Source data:

================

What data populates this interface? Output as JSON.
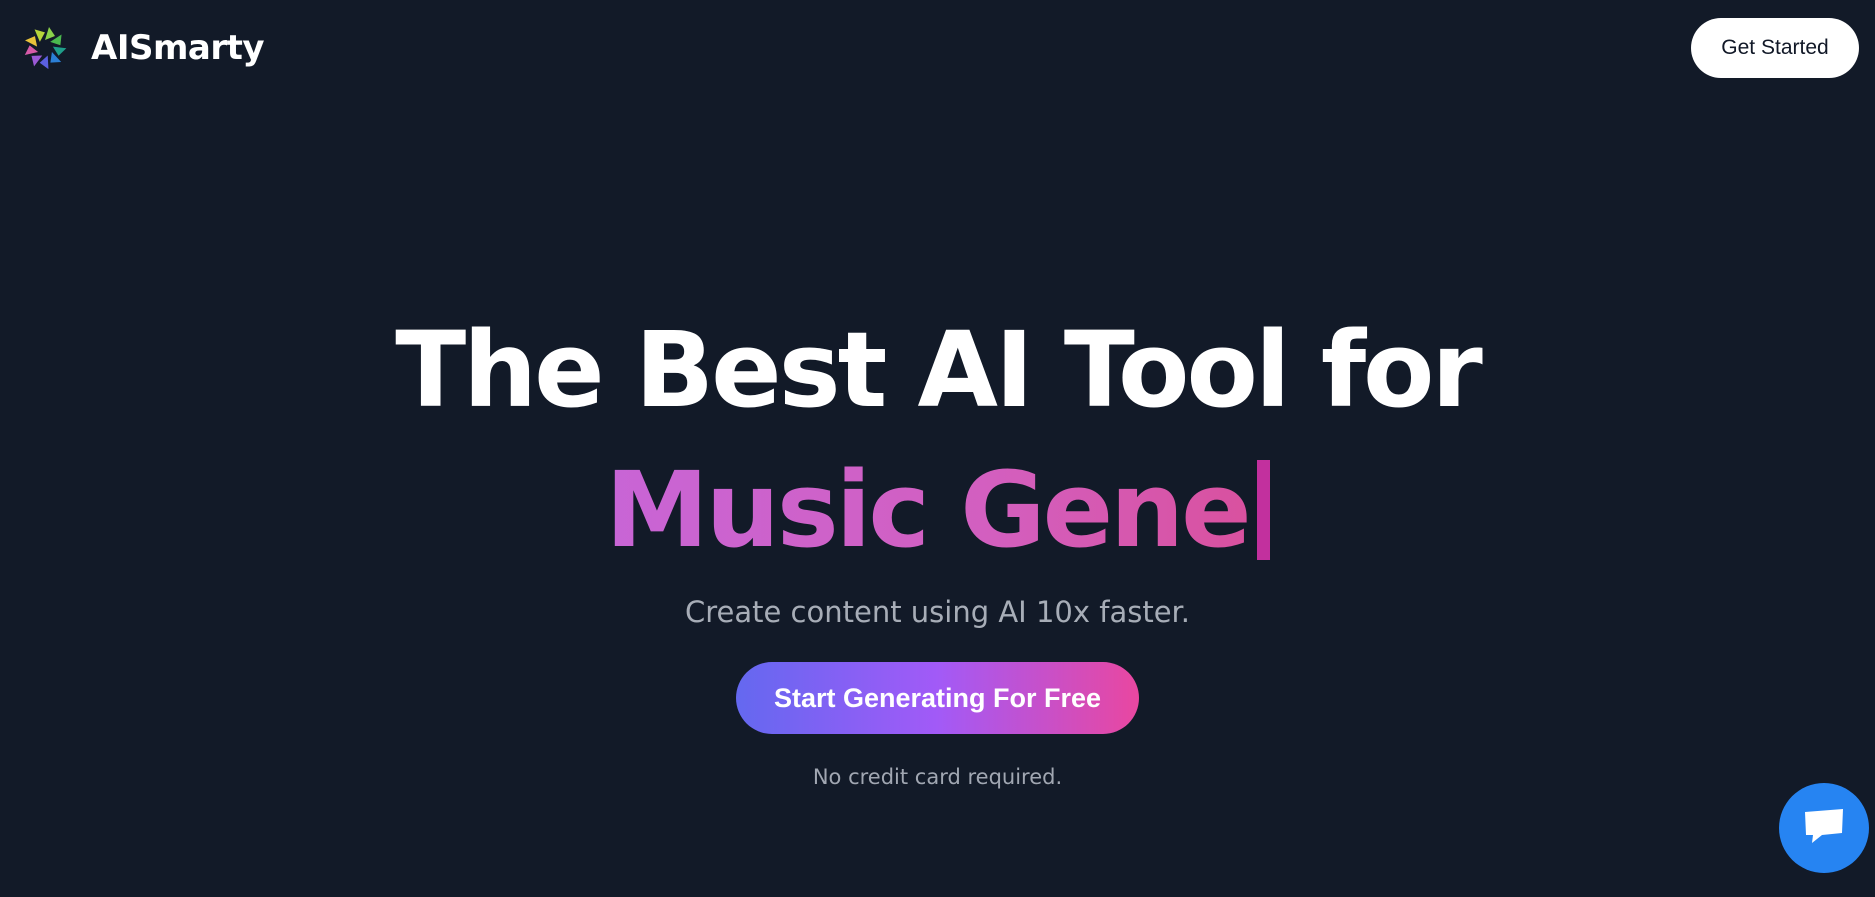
{
  "header": {
    "brand_name": "AISmarty",
    "logo_icon": "swirl-logo-icon",
    "get_started_label": "Get Started"
  },
  "hero": {
    "headline": "The Best AI Tool for",
    "typed_text": "Music Gene",
    "subtitle": "Create content using AI 10x faster.",
    "cta_label": "Start Generating For Free",
    "note": "No credit card required."
  },
  "chat": {
    "icon": "chat-bubble-icon"
  },
  "colors": {
    "background": "#121a28",
    "cta_gradient": [
      "#6468f0",
      "#a25af7",
      "#e947a0"
    ],
    "typed_gradient": [
      "#c865d6",
      "#d9519f"
    ],
    "chat_button": "#2684f2"
  }
}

================

Request:
Transcribe all the lines above exactly, apart from the pictures.

Final result:
What data populates this interface? Output as JSON.
{
  "header": {
    "brand_name": "AISmarty",
    "logo_icon": "swirl-logo-icon",
    "get_started_label": "Get Started"
  },
  "hero": {
    "headline": "The Best AI Tool for",
    "typed_text": "Music Gene",
    "subtitle": "Create content using AI 10x faster.",
    "cta_label": "Start Generating For Free",
    "note": "No credit card required."
  },
  "chat": {
    "icon": "chat-bubble-icon"
  },
  "colors": {
    "background": "#121a28",
    "cta_gradient": [
      "#6468f0",
      "#a25af7",
      "#e947a0"
    ],
    "typed_gradient": [
      "#c865d6",
      "#d9519f"
    ],
    "chat_button": "#2684f2"
  }
}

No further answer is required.